(Data items)

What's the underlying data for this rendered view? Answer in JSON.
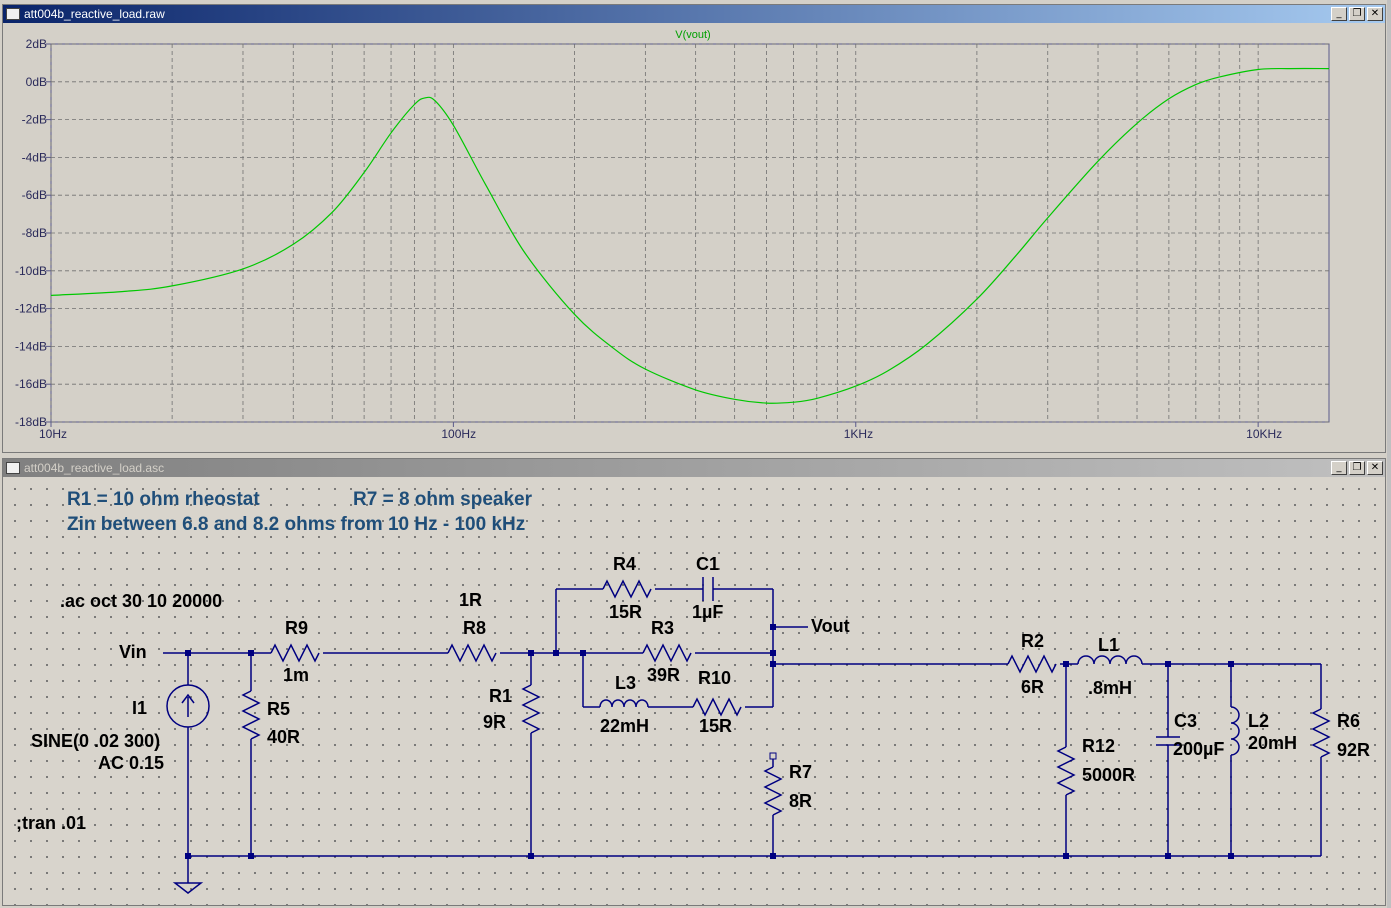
{
  "plot_window": {
    "title": "att004b_reactive_load.raw",
    "trace_name": "V(vout)",
    "trace_color": "#00c800"
  },
  "schematic_window": {
    "title": "att004b_reactive_load.asc",
    "comments": {
      "line1a": "R1 = 10 ohm rheostat",
      "line1b": "R7 = 8 ohm speaker",
      "line2": "Zin between 6.8 and  8.2 ohms from 10 Hz - 100 kHz"
    },
    "directives": {
      "ac": ".ac oct 30 10 20000",
      "tran": ";tran .01"
    },
    "nets": {
      "vin": "Vin",
      "vout": "Vout"
    },
    "components": {
      "r9": {
        "name": "R9",
        "value": "1m"
      },
      "r8": {
        "name": "R8",
        "value": "1R"
      },
      "r4": {
        "name": "R4",
        "value": "15R"
      },
      "c1": {
        "name": "C1",
        "value": "1µF"
      },
      "r3": {
        "name": "R3",
        "value": "39R"
      },
      "l3": {
        "name": "L3",
        "value": "22mH"
      },
      "r10": {
        "name": "R10",
        "value": "15R"
      },
      "r1": {
        "name": "R1",
        "value": "9R"
      },
      "r5": {
        "name": "R5",
        "value": "40R"
      },
      "i1": {
        "name": "I1",
        "value": "SINE(0 .02 300)",
        "value2": "AC 0.15"
      },
      "r7": {
        "name": "R7",
        "value": "8R"
      },
      "r2": {
        "name": "R2",
        "value": "6R"
      },
      "l1": {
        "name": "L1",
        "value": ".8mH"
      },
      "r12": {
        "name": "R12",
        "value": "5000R"
      },
      "c3": {
        "name": "C3",
        "value": "200µF"
      },
      "l2": {
        "name": "L2",
        "value": "20mH"
      },
      "r6": {
        "name": "R6",
        "value": "92R"
      }
    }
  },
  "window_buttons": {
    "minimize": "_",
    "restore": "❐",
    "close": "✕"
  },
  "chart_data": {
    "type": "line",
    "title": "V(vout)",
    "xscale": "log",
    "xlim": [
      10,
      15000
    ],
    "ylim": [
      -18,
      2
    ],
    "xticks": [
      {
        "v": 10,
        "label": "10Hz"
      },
      {
        "v": 100,
        "label": "100Hz"
      },
      {
        "v": 1000,
        "label": "1KHz"
      },
      {
        "v": 10000,
        "label": "10KHz"
      }
    ],
    "yticks": [
      {
        "v": 2,
        "label": "2dB"
      },
      {
        "v": 0,
        "label": "0dB"
      },
      {
        "v": -2,
        "label": "-2dB"
      },
      {
        "v": -4,
        "label": "-4dB"
      },
      {
        "v": -6,
        "label": "-6dB"
      },
      {
        "v": -8,
        "label": "-8dB"
      },
      {
        "v": -10,
        "label": "-10dB"
      },
      {
        "v": -12,
        "label": "-12dB"
      },
      {
        "v": -14,
        "label": "-14dB"
      },
      {
        "v": -16,
        "label": "-16dB"
      },
      {
        "v": -18,
        "label": "-18dB"
      }
    ],
    "grid": true,
    "series": [
      {
        "name": "V(vout)",
        "x": [
          10,
          15,
          20,
          30,
          40,
          50,
          60,
          70,
          80,
          85,
          90,
          100,
          120,
          150,
          200,
          250,
          300,
          400,
          500,
          600,
          700,
          800,
          1000,
          1200,
          1500,
          2000,
          2500,
          3000,
          4000,
          5000,
          6000,
          7000,
          8000,
          10000,
          12000,
          15000
        ],
        "y": [
          -11.3,
          -11.1,
          -10.8,
          -9.9,
          -8.6,
          -6.9,
          -4.8,
          -2.7,
          -1.2,
          -0.85,
          -1.0,
          -2.3,
          -5.4,
          -9.0,
          -12.3,
          -14.1,
          -15.2,
          -16.3,
          -16.8,
          -17.0,
          -16.95,
          -16.75,
          -16.1,
          -15.3,
          -13.9,
          -11.5,
          -9.2,
          -7.2,
          -4.2,
          -2.2,
          -0.9,
          -0.15,
          0.25,
          0.65,
          0.7,
          0.7
        ]
      }
    ]
  }
}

Written task: Every line of the data should be copied as it stands, without the images.

Output of the exercise:
What's the underlying data for this rendered view? Answer in JSON.
{
  "plot_window": {
    "title": "att004b_reactive_load.raw",
    "trace_name": "V(vout)",
    "trace_color": "#00c800"
  },
  "schematic_window": {
    "title": "att004b_reactive_load.asc",
    "comments": {
      "line1a": "R1 = 10 ohm rheostat",
      "line1b": "R7 = 8 ohm speaker",
      "line2": "Zin between 6.8 and  8.2 ohms from 10 Hz - 100 kHz"
    },
    "directives": {
      "ac": ".ac oct 30 10 20000",
      "tran": ";tran .01"
    },
    "nets": {
      "vin": "Vin",
      "vout": "Vout"
    },
    "components": {
      "r9": {
        "name": "R9",
        "value": "1m"
      },
      "r8": {
        "name": "R8",
        "value": "1R"
      },
      "r4": {
        "name": "R4",
        "value": "15R"
      },
      "c1": {
        "name": "C1",
        "value": "1µF"
      },
      "r3": {
        "name": "R3",
        "value": "39R"
      },
      "l3": {
        "name": "L3",
        "value": "22mH"
      },
      "r10": {
        "name": "R10",
        "value": "15R"
      },
      "r1": {
        "name": "R1",
        "value": "9R"
      },
      "r5": {
        "name": "R5",
        "value": "40R"
      },
      "i1": {
        "name": "I1",
        "value": "SINE(0 .02 300)",
        "value2": "AC 0.15"
      },
      "r7": {
        "name": "R7",
        "value": "8R"
      },
      "r2": {
        "name": "R2",
        "value": "6R"
      },
      "l1": {
        "name": "L1",
        "value": ".8mH"
      },
      "r12": {
        "name": "R12",
        "value": "5000R"
      },
      "c3": {
        "name": "C3",
        "value": "200µF"
      },
      "l2": {
        "name": "L2",
        "value": "20mH"
      },
      "r6": {
        "name": "R6",
        "value": "92R"
      }
    }
  },
  "window_buttons": {
    "minimize": "_",
    "restore": "❐",
    "close": "✕"
  },
  "chart_data": {
    "type": "line",
    "title": "V(vout)",
    "xscale": "log",
    "xlim": [
      10,
      15000
    ],
    "ylim": [
      -18,
      2
    ],
    "xticks": [
      {
        "v": 10,
        "label": "10Hz"
      },
      {
        "v": 100,
        "label": "100Hz"
      },
      {
        "v": 1000,
        "label": "1KHz"
      },
      {
        "v": 10000,
        "label": "10KHz"
      }
    ],
    "yticks": [
      {
        "v": 2,
        "label": "2dB"
      },
      {
        "v": 0,
        "label": "0dB"
      },
      {
        "v": -2,
        "label": "-2dB"
      },
      {
        "v": -4,
        "label": "-4dB"
      },
      {
        "v": -6,
        "label": "-6dB"
      },
      {
        "v": -8,
        "label": "-8dB"
      },
      {
        "v": -10,
        "label": "-10dB"
      },
      {
        "v": -12,
        "label": "-12dB"
      },
      {
        "v": -14,
        "label": "-14dB"
      },
      {
        "v": -16,
        "label": "-16dB"
      },
      {
        "v": -18,
        "label": "-18dB"
      }
    ],
    "grid": true,
    "series": [
      {
        "name": "V(vout)",
        "x": [
          10,
          15,
          20,
          30,
          40,
          50,
          60,
          70,
          80,
          85,
          90,
          100,
          120,
          150,
          200,
          250,
          300,
          400,
          500,
          600,
          700,
          800,
          1000,
          1200,
          1500,
          2000,
          2500,
          3000,
          4000,
          5000,
          6000,
          7000,
          8000,
          10000,
          12000,
          15000
        ],
        "y": [
          -11.3,
          -11.1,
          -10.8,
          -9.9,
          -8.6,
          -6.9,
          -4.8,
          -2.7,
          -1.2,
          -0.85,
          -1.0,
          -2.3,
          -5.4,
          -9.0,
          -12.3,
          -14.1,
          -15.2,
          -16.3,
          -16.8,
          -17.0,
          -16.95,
          -16.75,
          -16.1,
          -15.3,
          -13.9,
          -11.5,
          -9.2,
          -7.2,
          -4.2,
          -2.2,
          -0.9,
          -0.15,
          0.25,
          0.65,
          0.7,
          0.7
        ]
      }
    ]
  }
}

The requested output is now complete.